The listing below should be printed exactly, every line of it. Skip the pictures.
* * * * *
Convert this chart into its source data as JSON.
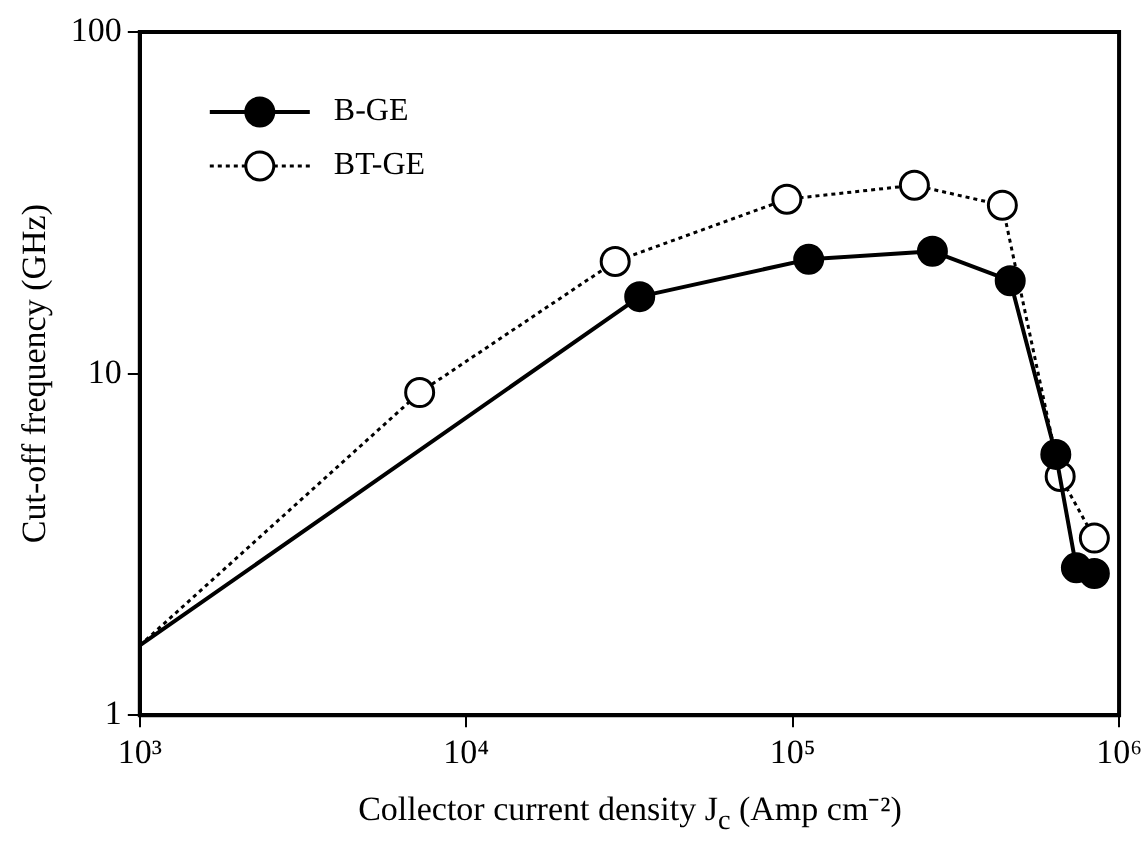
{
  "chart_data": {
    "type": "line",
    "xlabel": "Collector current density J$_{c}$ (Amp cm⁻²)",
    "ylabel": "Cut-off frequency (GHz)",
    "log": "xy",
    "xlim": [
      1000,
      1000000
    ],
    "ylim": [
      1,
      100
    ],
    "xticks": [
      {
        "value": 1000,
        "label": "10³"
      },
      {
        "value": 10000,
        "label": "10⁴"
      },
      {
        "value": 100000,
        "label": "10⁵"
      },
      {
        "value": 1000000,
        "label": "10⁶"
      }
    ],
    "yticks": [
      1,
      10,
      100
    ],
    "grid": false,
    "legend": "top left",
    "marker": "circle",
    "series": [
      {
        "name": "B-GE",
        "color": "#000000",
        "line_style": "solid",
        "x": [
          1000,
          34000,
          112000,
          268000,
          464000,
          640000,
          740000,
          840000
        ],
        "values": [
          1.6,
          16.8,
          21.6,
          22.8,
          18.7,
          5.8,
          2.7,
          2.6
        ]
      },
      {
        "name": "BT-GE",
        "color": "#000000",
        "line_style": "dotted",
        "x": [
          1000,
          7200,
          28600,
          96000,
          236000,
          439000,
          660000,
          840000
        ],
        "values": [
          1.6,
          8.8,
          21.3,
          32.4,
          35.6,
          31.1,
          5.0,
          3.3
        ]
      }
    ]
  }
}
* * * * *
[RESULT FOR THIS EXERCISE]
Convert this chart into its source data as JSON.
{
  "chart_data": {
    "type": "line",
    "xlabel": "Collector current density J$_{c}$ (Amp cm⁻²)",
    "ylabel": "Cut-off frequency (GHz)",
    "log": "xy",
    "xlim": [
      1000,
      1000000
    ],
    "ylim": [
      1,
      100
    ],
    "xticks": [
      {
        "value": 1000,
        "label": "10³"
      },
      {
        "value": 10000,
        "label": "10⁴"
      },
      {
        "value": 100000,
        "label": "10⁵"
      },
      {
        "value": 1000000,
        "label": "10⁶"
      }
    ],
    "yticks": [
      1,
      10,
      100
    ],
    "grid": false,
    "legend": "top left",
    "marker": "circle",
    "series": [
      {
        "name": "B-GE",
        "color": "#000000",
        "line_style": "solid",
        "x": [
          1000,
          34000,
          112000,
          268000,
          464000,
          640000,
          740000,
          840000
        ],
        "values": [
          1.6,
          16.8,
          21.6,
          22.8,
          18.7,
          5.8,
          2.7,
          2.6
        ]
      },
      {
        "name": "BT-GE",
        "color": "#000000",
        "line_style": "dotted",
        "x": [
          1000,
          7200,
          28600,
          96000,
          236000,
          439000,
          660000,
          840000
        ],
        "values": [
          1.6,
          8.8,
          21.3,
          32.4,
          35.6,
          31.1,
          5.0,
          3.3
        ]
      }
    ]
  }
}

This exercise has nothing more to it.